*Required task*:
State how many lines in the listing below include the word "Ninh". Give nothing but the number.

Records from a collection
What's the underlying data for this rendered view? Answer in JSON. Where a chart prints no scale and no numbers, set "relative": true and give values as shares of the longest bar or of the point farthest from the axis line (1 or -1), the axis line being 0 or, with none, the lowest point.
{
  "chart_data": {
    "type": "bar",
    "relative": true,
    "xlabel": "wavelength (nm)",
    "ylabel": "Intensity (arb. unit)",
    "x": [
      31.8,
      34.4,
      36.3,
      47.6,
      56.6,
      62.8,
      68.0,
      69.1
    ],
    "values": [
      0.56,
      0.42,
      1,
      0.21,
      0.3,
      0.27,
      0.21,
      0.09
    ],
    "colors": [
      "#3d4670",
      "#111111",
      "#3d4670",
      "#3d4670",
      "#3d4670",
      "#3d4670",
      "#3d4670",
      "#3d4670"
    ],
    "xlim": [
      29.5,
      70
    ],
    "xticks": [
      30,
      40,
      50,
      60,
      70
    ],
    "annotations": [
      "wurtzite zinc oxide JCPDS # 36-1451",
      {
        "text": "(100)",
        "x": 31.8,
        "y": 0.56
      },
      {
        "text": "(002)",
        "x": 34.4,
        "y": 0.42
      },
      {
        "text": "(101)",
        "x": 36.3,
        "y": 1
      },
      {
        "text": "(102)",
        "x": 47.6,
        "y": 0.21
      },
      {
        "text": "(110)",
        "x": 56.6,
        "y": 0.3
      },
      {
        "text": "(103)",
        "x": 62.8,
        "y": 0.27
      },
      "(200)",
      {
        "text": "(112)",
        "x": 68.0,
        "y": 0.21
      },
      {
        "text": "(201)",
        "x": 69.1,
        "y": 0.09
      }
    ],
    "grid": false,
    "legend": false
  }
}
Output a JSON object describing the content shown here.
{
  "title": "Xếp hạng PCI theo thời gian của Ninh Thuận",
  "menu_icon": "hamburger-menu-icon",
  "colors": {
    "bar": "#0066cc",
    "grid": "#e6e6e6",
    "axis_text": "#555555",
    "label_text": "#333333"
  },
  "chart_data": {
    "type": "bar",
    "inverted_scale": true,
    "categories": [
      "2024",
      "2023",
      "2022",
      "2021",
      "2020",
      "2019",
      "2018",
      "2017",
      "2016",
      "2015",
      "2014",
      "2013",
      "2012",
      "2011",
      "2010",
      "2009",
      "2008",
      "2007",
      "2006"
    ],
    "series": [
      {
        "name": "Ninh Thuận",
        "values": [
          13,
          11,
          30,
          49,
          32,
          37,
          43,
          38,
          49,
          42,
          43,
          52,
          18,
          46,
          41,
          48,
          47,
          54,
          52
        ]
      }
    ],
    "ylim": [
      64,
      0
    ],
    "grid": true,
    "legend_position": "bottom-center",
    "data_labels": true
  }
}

*Complete output*:
2